→ WHAT IS NEEDED
Gather each line of the entries below that includes "kaip".

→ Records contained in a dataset

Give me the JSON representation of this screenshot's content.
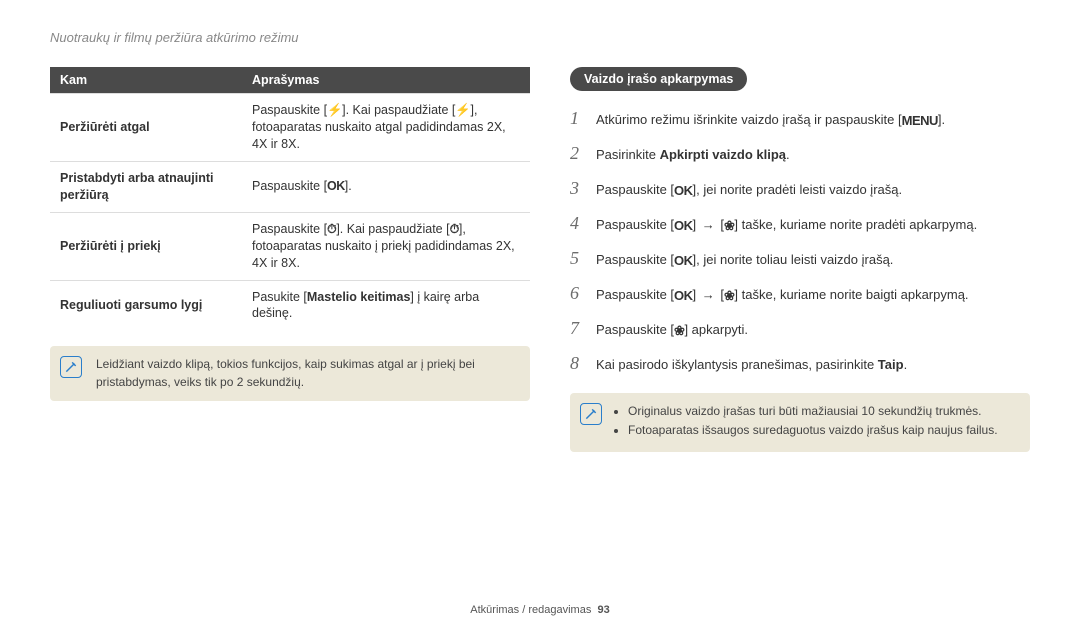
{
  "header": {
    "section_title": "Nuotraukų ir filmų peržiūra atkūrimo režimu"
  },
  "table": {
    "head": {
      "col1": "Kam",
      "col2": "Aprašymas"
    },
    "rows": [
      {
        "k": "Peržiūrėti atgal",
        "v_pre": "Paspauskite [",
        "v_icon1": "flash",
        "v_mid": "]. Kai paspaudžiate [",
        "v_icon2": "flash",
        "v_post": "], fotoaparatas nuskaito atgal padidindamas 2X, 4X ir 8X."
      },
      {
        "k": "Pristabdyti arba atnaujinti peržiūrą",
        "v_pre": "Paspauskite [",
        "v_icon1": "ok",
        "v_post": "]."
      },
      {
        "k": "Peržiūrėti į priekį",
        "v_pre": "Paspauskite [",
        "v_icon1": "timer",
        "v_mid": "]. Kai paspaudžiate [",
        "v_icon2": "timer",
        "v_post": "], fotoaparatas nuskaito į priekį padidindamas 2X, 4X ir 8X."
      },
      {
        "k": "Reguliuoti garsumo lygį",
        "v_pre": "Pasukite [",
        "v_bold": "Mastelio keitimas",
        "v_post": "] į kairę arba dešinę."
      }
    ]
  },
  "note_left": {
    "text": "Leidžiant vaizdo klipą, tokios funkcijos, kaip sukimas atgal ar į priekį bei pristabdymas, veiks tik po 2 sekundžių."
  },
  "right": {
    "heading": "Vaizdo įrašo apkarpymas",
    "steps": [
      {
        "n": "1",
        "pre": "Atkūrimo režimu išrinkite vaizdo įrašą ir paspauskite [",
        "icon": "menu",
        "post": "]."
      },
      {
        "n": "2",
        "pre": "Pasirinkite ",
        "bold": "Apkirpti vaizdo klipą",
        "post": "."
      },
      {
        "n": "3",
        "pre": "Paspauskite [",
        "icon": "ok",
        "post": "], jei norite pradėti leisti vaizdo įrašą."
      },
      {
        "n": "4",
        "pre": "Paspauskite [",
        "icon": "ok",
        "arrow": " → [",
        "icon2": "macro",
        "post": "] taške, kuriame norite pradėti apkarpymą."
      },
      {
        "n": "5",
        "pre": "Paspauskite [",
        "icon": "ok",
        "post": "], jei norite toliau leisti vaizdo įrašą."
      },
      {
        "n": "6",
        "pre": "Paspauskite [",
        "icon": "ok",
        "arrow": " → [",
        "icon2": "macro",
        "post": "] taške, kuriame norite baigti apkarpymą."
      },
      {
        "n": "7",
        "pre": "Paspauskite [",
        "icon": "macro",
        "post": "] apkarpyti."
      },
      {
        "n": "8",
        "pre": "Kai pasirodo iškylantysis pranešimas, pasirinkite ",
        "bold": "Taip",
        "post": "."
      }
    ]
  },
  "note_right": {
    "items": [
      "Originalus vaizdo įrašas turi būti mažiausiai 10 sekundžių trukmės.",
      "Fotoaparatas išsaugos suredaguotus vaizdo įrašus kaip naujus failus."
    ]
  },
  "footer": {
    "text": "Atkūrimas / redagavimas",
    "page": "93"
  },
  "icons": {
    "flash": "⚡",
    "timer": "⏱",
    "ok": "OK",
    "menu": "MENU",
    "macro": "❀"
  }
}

→ FULL OUTPUT
    "text": "Leidžiant vaizdo klipą, tokios funkcijos, kaip sukimas atgal ar į priekį bei pristabdymas, veiks tik po 2 sekundžių."
      "Fotoaparatas išsaugos suredaguotus vaizdo įrašus kaip naujus failus."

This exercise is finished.